═══ Listing ═══

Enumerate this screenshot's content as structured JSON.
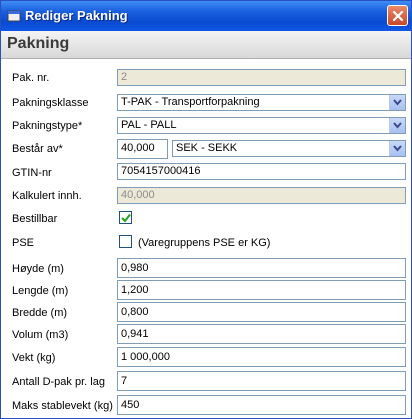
{
  "window": {
    "title": "Rediger Pakning",
    "close_icon": "close-icon"
  },
  "header": {
    "title": "Pakning"
  },
  "form": {
    "pak_nr": {
      "label": "Pak. nr.",
      "value": "2"
    },
    "pakningsklasse": {
      "label": "Pakningsklasse",
      "value": "T-PAK - Transportforpakning"
    },
    "pakningstype": {
      "label": "Pakningstype*",
      "value": "PAL - PALL"
    },
    "bestar_av": {
      "label": "Består av*",
      "quantity": "40,000",
      "unit": "SEK - SEKK"
    },
    "gtin": {
      "label": "GTIN-nr",
      "value": "7054157000416"
    },
    "kalkulert": {
      "label": "Kalkulert innh.",
      "value": "40,000"
    },
    "bestillbar": {
      "label": "Bestillbar",
      "checked": true
    },
    "pse": {
      "label": "PSE",
      "checked": false,
      "text": "(Varegruppens PSE er KG)"
    },
    "hoyde": {
      "label": "Høyde (m)",
      "value": "0,980"
    },
    "lengde": {
      "label": "Lengde (m)",
      "value": "1,200"
    },
    "bredde": {
      "label": "Bredde (m)",
      "value": "0,800"
    },
    "volum": {
      "label": "Volum (m3)",
      "value": "0,941"
    },
    "vekt": {
      "label": "Vekt (kg)",
      "value": "1 000,000"
    },
    "antall_dpak": {
      "label": "Antall D-pak pr. lag",
      "value": "7"
    },
    "maks_stablevekt": {
      "label": "Maks stablevekt (kg)",
      "value": "450"
    }
  },
  "colors": {
    "titlebar": "#0a4ad0",
    "readonly_bg": "#ece9d8",
    "input_border": "#7f9db9",
    "check_green": "#21a121"
  }
}
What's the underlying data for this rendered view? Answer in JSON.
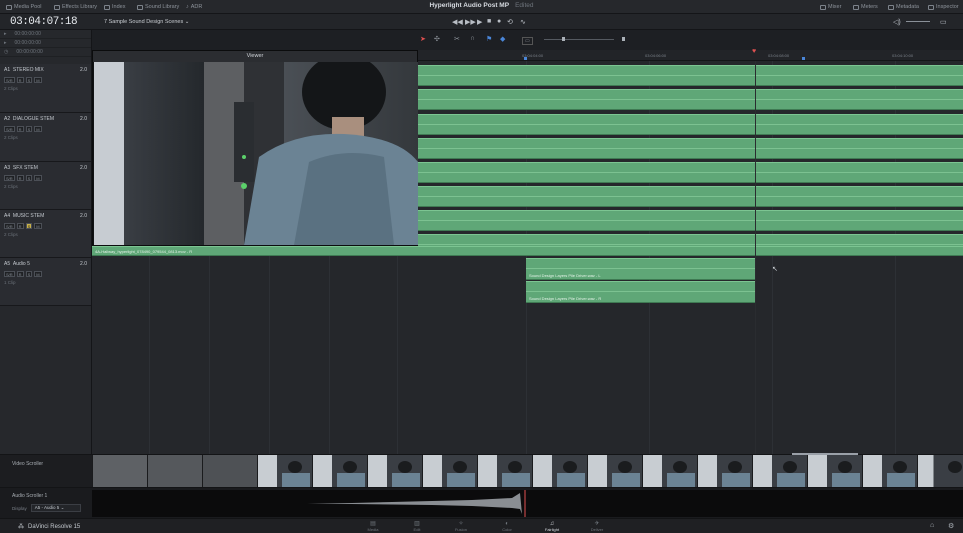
{
  "topbar": {
    "left_items": [
      "Media Pool",
      "Effects Library",
      "Index",
      "Sound Library",
      "ADR"
    ],
    "project_name": "Hyperlight Audio Post MP",
    "project_state": "Edited",
    "right_items": [
      "Mixer",
      "Meters",
      "Metadata",
      "Inspector"
    ]
  },
  "timecode": "03:04:07:18",
  "timeline_name": "7 Sample Sound Design Scenes",
  "tc_rows": [
    "00:00:00:00",
    "00:00:00:00",
    "00:00:00:00"
  ],
  "tracks": [
    {
      "id": "A1",
      "name": "STEREO MIX",
      "fmt": "2.0",
      "clips": "2 Clips"
    },
    {
      "id": "A2",
      "name": "DIALOGUE STEM",
      "fmt": "2.0",
      "clips": "2 Clips"
    },
    {
      "id": "A3",
      "name": "SFX STEM",
      "fmt": "2.0",
      "clips": "2 Clips"
    },
    {
      "id": "A4",
      "name": "MUSIC STEM",
      "fmt": "2.0",
      "clips": "2 Clips"
    },
    {
      "id": "A5",
      "name": "Audio 5",
      "fmt": "2.0",
      "clips": "1 Clip"
    }
  ],
  "track_buttons": [
    "S/R",
    "R",
    "S",
    "M"
  ],
  "ruler_ticks": [
    "03:04:04:00",
    "03:04:06:00",
    "03:04:08:00",
    "03:04:10:00"
  ],
  "viewer_title": "Viewer",
  "clip_labels": {
    "a4_clip": "4A-Hallway_hyperlight_078490_079544_0813.mov - R",
    "a5_clip_l": "Sound Design Layers Pile Driver.wav - L",
    "a5_clip_r": "Sound Design Layers Pile Driver.wav - R"
  },
  "video_scroller_label": "Video Scroller",
  "audio_scroller_label": "Audio Scroller 1",
  "display_label": "Display",
  "display_value": "A5 - Audio 5",
  "brand": "DaVinci Resolve 15",
  "pages": [
    "Media",
    "Edit",
    "Fusion",
    "Color",
    "Fairlight",
    "Deliver"
  ],
  "active_page": "Fairlight",
  "colors": {
    "clip_green": "#5fa777",
    "playhead": "#e25252",
    "background": "#1d1f23"
  }
}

═══

Exercise: Without the pictures, copy the material exactly as given.

Output for this exercise:
Enumerate this screenshot's content as structured JSON.
{
  "window": {
    "title": "Rediger Pakning",
    "close_icon": "close-icon"
  },
  "header": {
    "title": "Pakning"
  },
  "form": {
    "pak_nr": {
      "label": "Pak. nr.",
      "value": "2"
    },
    "pakningsklasse": {
      "label": "Pakningsklasse",
      "value": "T-PAK - Transportforpakning"
    },
    "pakningstype": {
      "label": "Pakningstype*",
      "value": "PAL - PALL"
    },
    "bestar_av": {
      "label": "Består av*",
      "quantity": "40,000",
      "unit": "SEK - SEKK"
    },
    "gtin": {
      "label": "GTIN-nr",
      "value": "7054157000416"
    },
    "kalkulert": {
      "label": "Kalkulert innh.",
      "value": "40,000"
    },
    "bestillbar": {
      "label": "Bestillbar",
      "checked": true
    },
    "pse": {
      "label": "PSE",
      "checked": false,
      "text": "(Varegruppens PSE er KG)"
    },
    "hoyde": {
      "label": "Høyde (m)",
      "value": "0,980"
    },
    "lengde": {
      "label": "Lengde (m)",
      "value": "1,200"
    },
    "bredde": {
      "label": "Bredde (m)",
      "value": "0,800"
    },
    "volum": {
      "label": "Volum (m3)",
      "value": "0,941"
    },
    "vekt": {
      "label": "Vekt (kg)",
      "value": "1 000,000"
    },
    "antall_dpak": {
      "label": "Antall D-pak pr. lag",
      "value": "7"
    },
    "maks_stablevekt": {
      "label": "Maks stablevekt (kg)",
      "value": "450"
    }
  },
  "colors": {
    "titlebar": "#0a4ad0",
    "readonly_bg": "#ece9d8",
    "input_border": "#7f9db9",
    "check_green": "#21a121"
  }
}
What's the underlying data for this rendered view? Answer in JSON.
{
  "topbar": {
    "left_items": [
      "Media Pool",
      "Effects Library",
      "Index",
      "Sound Library",
      "ADR"
    ],
    "project_name": "Hyperlight Audio Post MP",
    "project_state": "Edited",
    "right_items": [
      "Mixer",
      "Meters",
      "Metadata",
      "Inspector"
    ]
  },
  "timecode": "03:04:07:18",
  "timeline_name": "7 Sample Sound Design Scenes",
  "tc_rows": [
    "00:00:00:00",
    "00:00:00:00",
    "00:00:00:00"
  ],
  "tracks": [
    {
      "id": "A1",
      "name": "STEREO MIX",
      "fmt": "2.0",
      "clips": "2 Clips"
    },
    {
      "id": "A2",
      "name": "DIALOGUE STEM",
      "fmt": "2.0",
      "clips": "2 Clips"
    },
    {
      "id": "A3",
      "name": "SFX STEM",
      "fmt": "2.0",
      "clips": "2 Clips"
    },
    {
      "id": "A4",
      "name": "MUSIC STEM",
      "fmt": "2.0",
      "clips": "2 Clips"
    },
    {
      "id": "A5",
      "name": "Audio 5",
      "fmt": "2.0",
      "clips": "1 Clip"
    }
  ],
  "track_buttons": [
    "S/R",
    "R",
    "S",
    "M"
  ],
  "ruler_ticks": [
    "03:04:04:00",
    "03:04:06:00",
    "03:04:08:00",
    "03:04:10:00"
  ],
  "viewer_title": "Viewer",
  "clip_labels": {
    "a4_clip": "4A-Hallway_hyperlight_078490_079544_0813.mov - R",
    "a5_clip_l": "Sound Design Layers Pile Driver.wav - L",
    "a5_clip_r": "Sound Design Layers Pile Driver.wav - R"
  },
  "video_scroller_label": "Video Scroller",
  "audio_scroller_label": "Audio Scroller 1",
  "display_label": "Display",
  "display_value": "A5 - Audio 5",
  "brand": "DaVinci Resolve 15",
  "pages": [
    "Media",
    "Edit",
    "Fusion",
    "Color",
    "Fairlight",
    "Deliver"
  ],
  "active_page": "Fairlight",
  "colors": {
    "clip_green": "#5fa777",
    "playhead": "#e25252",
    "background": "#1d1f23"
  }
}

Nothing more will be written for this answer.